--- INSTRUCTIONS FOR THE TASK ---
Transcribe every line, keeping it exact.

--- Stored data entries ---

----

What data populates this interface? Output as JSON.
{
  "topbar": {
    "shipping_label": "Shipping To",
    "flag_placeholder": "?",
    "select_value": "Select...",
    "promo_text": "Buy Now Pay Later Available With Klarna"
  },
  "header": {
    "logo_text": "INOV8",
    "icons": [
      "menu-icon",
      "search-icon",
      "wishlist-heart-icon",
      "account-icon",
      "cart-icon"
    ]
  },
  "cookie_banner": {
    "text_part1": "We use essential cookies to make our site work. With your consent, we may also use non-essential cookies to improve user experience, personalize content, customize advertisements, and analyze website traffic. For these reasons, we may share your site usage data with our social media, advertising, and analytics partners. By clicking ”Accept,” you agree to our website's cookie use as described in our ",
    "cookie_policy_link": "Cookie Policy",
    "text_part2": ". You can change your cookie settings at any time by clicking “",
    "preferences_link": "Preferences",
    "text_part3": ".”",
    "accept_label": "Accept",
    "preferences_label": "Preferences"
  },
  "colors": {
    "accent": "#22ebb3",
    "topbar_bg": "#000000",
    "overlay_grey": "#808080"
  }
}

----

--- TASK RESULT ---
What data populates this interface? Output as JSON.
{
  "topbar": {
    "shipping_label": "Shipping To",
    "flag_placeholder": "?",
    "select_value": "Select...",
    "promo_text": "Buy Now Pay Later Available With Klarna"
  },
  "header": {
    "logo_text": "INOV8",
    "icons": [
      "menu-icon",
      "search-icon",
      "wishlist-heart-icon",
      "account-icon",
      "cart-icon"
    ]
  },
  "cookie_banner": {
    "text_part1": "We use essential cookies to make our site work. With your consent, we may also use non-essential cookies to improve user experience, personalize content, customize advertisements, and analyze website traffic. For these reasons, we may share your site usage data with our social media, advertising, and analytics partners. By clicking ”Accept,” you agree to our website's cookie use as described in our ",
    "cookie_policy_link": "Cookie Policy",
    "text_part2": ". You can change your cookie settings at any time by clicking “",
    "preferences_link": "Preferences",
    "text_part3": ".”",
    "accept_label": "Accept",
    "preferences_label": "Preferences"
  },
  "colors": {
    "accent": "#22ebb3",
    "topbar_bg": "#000000",
    "overlay_grey": "#808080"
  }
}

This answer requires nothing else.